◆ THE TASK ◆
Copy everything in the data below exactly except the pictures.

◆ RECORD EXCERPTS ◆
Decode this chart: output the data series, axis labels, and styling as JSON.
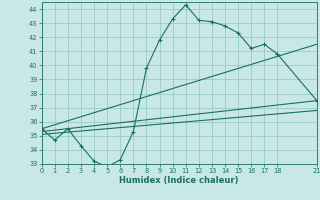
{
  "xlabel": "Humidex (Indice chaleur)",
  "bg_color": "#c8e8e8",
  "grid_color": "#90c4c4",
  "line_color": "#1a6e62",
  "xlim": [
    0,
    21
  ],
  "ylim": [
    33,
    44.5
  ],
  "yticks": [
    33,
    34,
    35,
    36,
    37,
    38,
    39,
    40,
    41,
    42,
    43,
    44
  ],
  "xticks": [
    0,
    1,
    2,
    3,
    4,
    5,
    6,
    7,
    8,
    9,
    10,
    11,
    12,
    13,
    14,
    15,
    16,
    17,
    18,
    21
  ],
  "xtick_labels": [
    "0",
    "1",
    "2",
    "3",
    "4",
    "5",
    "6",
    "7",
    "8",
    "9",
    "10",
    "11",
    "12",
    "13",
    "14",
    "15",
    "16",
    "17",
    "18",
    "21"
  ],
  "series1_x": [
    0,
    1,
    2,
    3,
    4,
    5,
    6,
    7,
    8,
    9,
    10,
    11,
    12,
    13,
    14,
    15,
    16,
    17,
    18,
    21
  ],
  "series1_y": [
    35.5,
    34.7,
    35.5,
    34.3,
    33.2,
    32.8,
    33.3,
    35.3,
    39.8,
    41.8,
    43.3,
    44.3,
    43.2,
    43.1,
    42.8,
    42.3,
    41.2,
    41.5,
    40.8,
    37.5
  ],
  "series2_x": [
    0,
    21
  ],
  "series2_y": [
    35.5,
    41.5
  ],
  "series3_x": [
    0,
    21
  ],
  "series3_y": [
    35.3,
    37.5
  ],
  "series4_x": [
    0,
    21
  ],
  "series4_y": [
    35.1,
    36.8
  ]
}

◆ EXPECTED ANSWER ◆
Decode this chart: output the data series, axis labels, and styling as JSON.
{
  "xlabel": "Humidex (Indice chaleur)",
  "bg_color": "#c8e8e8",
  "grid_color": "#90c4c4",
  "line_color": "#1a6e62",
  "xlim": [
    0,
    21
  ],
  "ylim": [
    33,
    44.5
  ],
  "yticks": [
    33,
    34,
    35,
    36,
    37,
    38,
    39,
    40,
    41,
    42,
    43,
    44
  ],
  "xticks": [
    0,
    1,
    2,
    3,
    4,
    5,
    6,
    7,
    8,
    9,
    10,
    11,
    12,
    13,
    14,
    15,
    16,
    17,
    18,
    21
  ],
  "xtick_labels": [
    "0",
    "1",
    "2",
    "3",
    "4",
    "5",
    "6",
    "7",
    "8",
    "9",
    "10",
    "11",
    "12",
    "13",
    "14",
    "15",
    "16",
    "17",
    "18",
    "21"
  ],
  "series1_x": [
    0,
    1,
    2,
    3,
    4,
    5,
    6,
    7,
    8,
    9,
    10,
    11,
    12,
    13,
    14,
    15,
    16,
    17,
    18,
    21
  ],
  "series1_y": [
    35.5,
    34.7,
    35.5,
    34.3,
    33.2,
    32.8,
    33.3,
    35.3,
    39.8,
    41.8,
    43.3,
    44.3,
    43.2,
    43.1,
    42.8,
    42.3,
    41.2,
    41.5,
    40.8,
    37.5
  ],
  "series2_x": [
    0,
    21
  ],
  "series2_y": [
    35.5,
    41.5
  ],
  "series3_x": [
    0,
    21
  ],
  "series3_y": [
    35.3,
    37.5
  ],
  "series4_x": [
    0,
    21
  ],
  "series4_y": [
    35.1,
    36.8
  ]
}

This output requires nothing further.